** Problem **
Omit the images, then output each of the records below exactly.

** Records for this exercise **
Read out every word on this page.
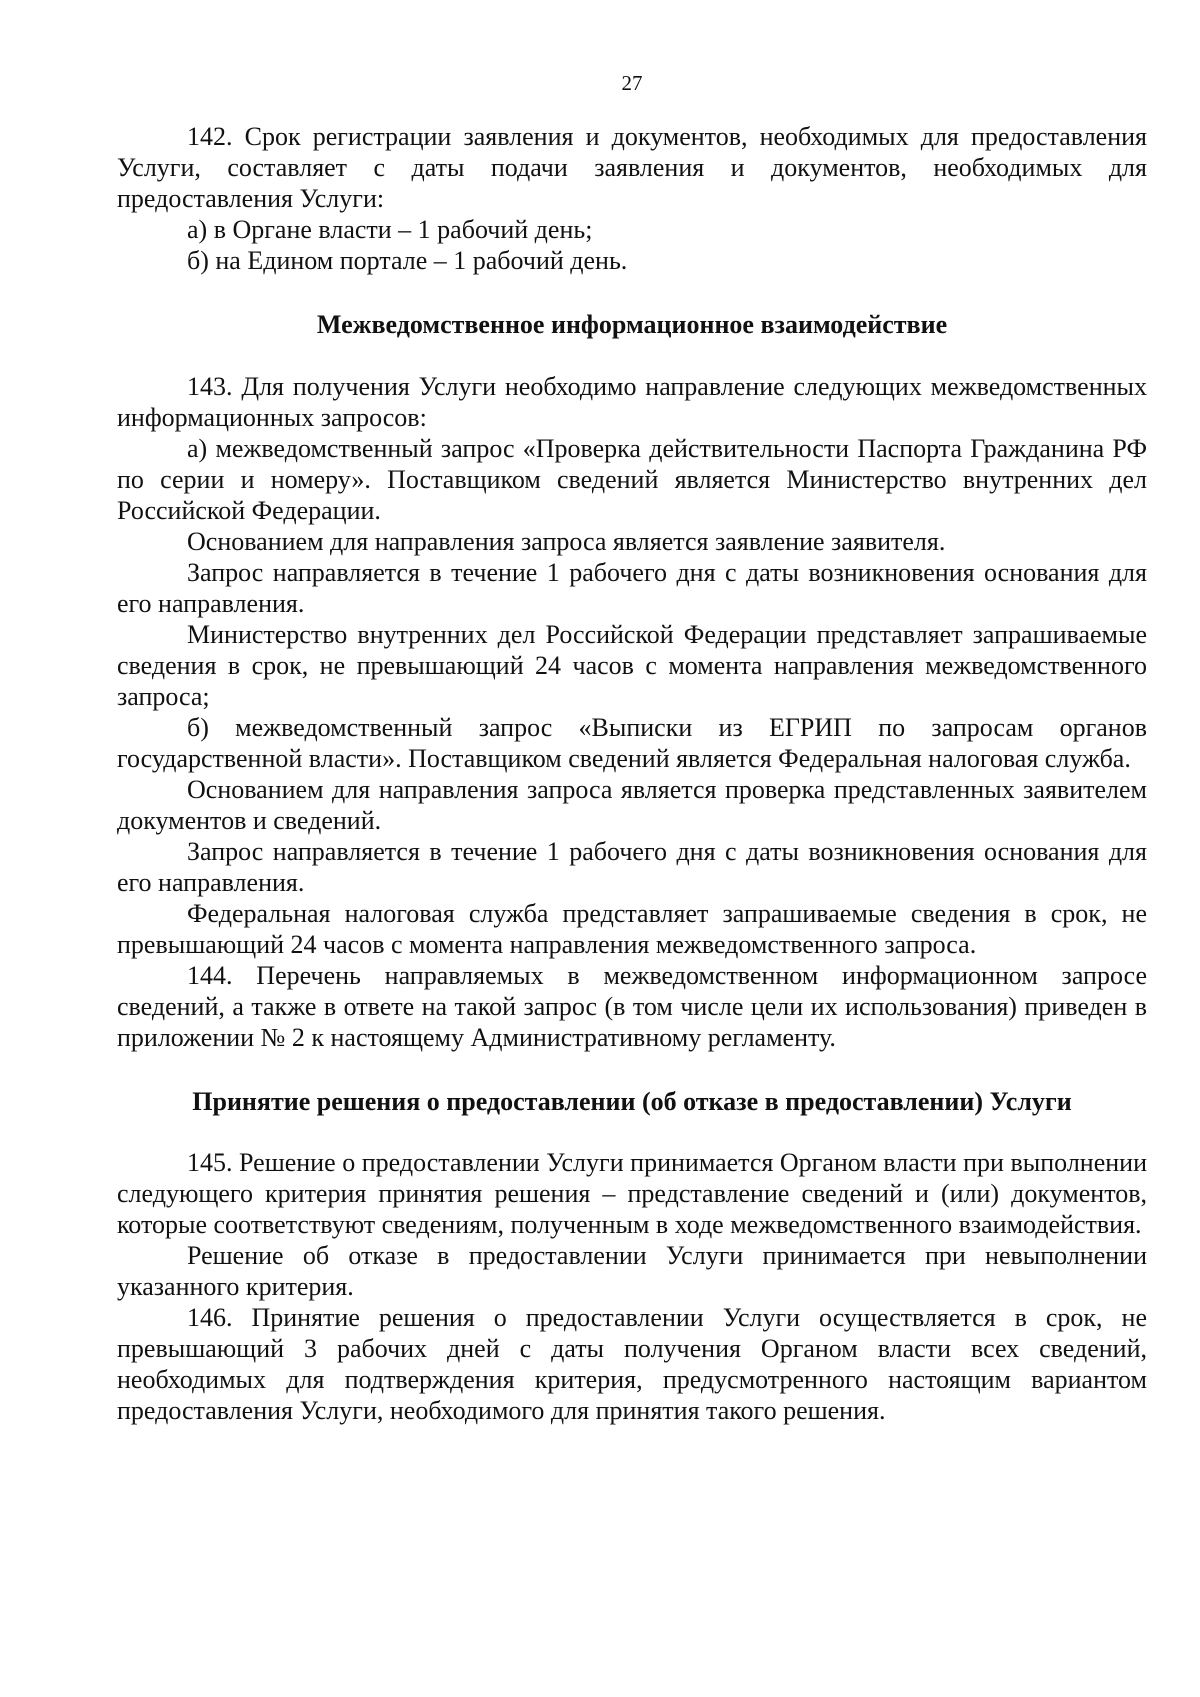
27

142. Срок регистрации заявления и документов, необходимых для предоставления Услуги, составляет с даты подачи заявления и документов, необходимых для предоставления Услуги:

а) в Органе власти – 1 рабочий день;

б) на Едином портале – 1 рабочий день.

Межведомственное информационное взаимодействие

143. Для получения Услуги необходимо направление следующих межведомственных информационных запросов:

а) межведомственный запрос «Проверка действительности Паспорта Гражданина РФ по серии и номеру». Поставщиком сведений является Министерство внутренних дел Российской Федерации.

Основанием для направления запроса является заявление заявителя.

Запрос направляется в течение 1 рабочего дня с даты возникновения основания для его направления.

Министерство внутренних дел Российской Федерации представляет запрашиваемые сведения в срок, не превышающий 24 часов с момента направления межведомственного запроса;

б) межведомственный запрос «Выписки из ЕГРИП по запросам органов государственной власти». Поставщиком сведений является Федеральная налоговая служба.

Основанием для направления запроса является проверка представленных заявителем документов и сведений.

Запрос направляется в течение 1 рабочего дня с даты возникновения основания для его направления.

Федеральная налоговая служба представляет запрашиваемые сведения в срок, не превышающий 24 часов с момента направления межведомственного запроса.

144. Перечень направляемых в межведомственном информационном запросе сведений, а также в ответе на такой запрос (в том числе цели их использования) приведен в приложении № 2 к настоящему Административному регламенту.

Принятие решения о предоставлении (об отказе в предоставлении) Услуги

145. Решение о предоставлении Услуги принимается Органом власти при выполнении следующего критерия принятия решения – представление сведений и (или) документов, которые соответствуют сведениям, полученным в ходе межведомственного взаимодействия.

Решение об отказе в предоставлении Услуги принимается при невыполнении указанного критерия.

146. Принятие решения о предоставлении Услуги осуществляется в срок, не превышающий 3 рабочих дней с даты получения Органом власти всех сведений, необходимых для подтверждения критерия, предусмотренного настоящим вариантом предоставления Услуги, необходимого для принятия такого решения.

** Final result **
Read out every word on this page.
27

142. Срок регистрации заявления и документов, необходимых для предоставления Услуги, составляет с даты подачи заявления и документов, необходимых для предоставления Услуги:

а) в Органе власти – 1 рабочий день;

б) на Едином портале – 1 рабочий день.

Межведомственное информационное взаимодействие

143. Для получения Услуги необходимо направление следующих межведомственных информационных запросов:

а) межведомственный запрос «Проверка действительности Паспорта Гражданина РФ по серии и номеру». Поставщиком сведений является Министерство внутренних дел Российской Федерации.

Основанием для направления запроса является заявление заявителя.

Запрос направляется в течение 1 рабочего дня с даты возникновения основания для его направления.

Министерство внутренних дел Российской Федерации представляет запрашиваемые сведения в срок, не превышающий 24 часов с момента направления межведомственного запроса;

б) межведомственный запрос «Выписки из ЕГРИП по запросам органов государственной власти». Поставщиком сведений является Федеральная налоговая служба.

Основанием для направления запроса является проверка представленных заявителем документов и сведений.

Запрос направляется в течение 1 рабочего дня с даты возникновения основания для его направления.

Федеральная налоговая служба представляет запрашиваемые сведения в срок, не превышающий 24 часов с момента направления межведомственного запроса.

144. Перечень направляемых в межведомственном информационном запросе сведений, а также в ответе на такой запрос (в том числе цели их использования) приведен в приложении № 2 к настоящему Административному регламенту.

Принятие решения о предоставлении (об отказе в предоставлении) Услуги

145. Решение о предоставлении Услуги принимается Органом власти при выполнении следующего критерия принятия решения – представление сведений и (или) документов, которые соответствуют сведениям, полученным в ходе межведомственного взаимодействия.

Решение об отказе в предоставлении Услуги принимается при невыполнении указанного критерия.

146. Принятие решения о предоставлении Услуги осуществляется в срок, не превышающий 3 рабочих дней с даты получения Органом власти всех сведений, необходимых для подтверждения критерия, предусмотренного настоящим вариантом предоставления Услуги, необходимого для принятия такого решения.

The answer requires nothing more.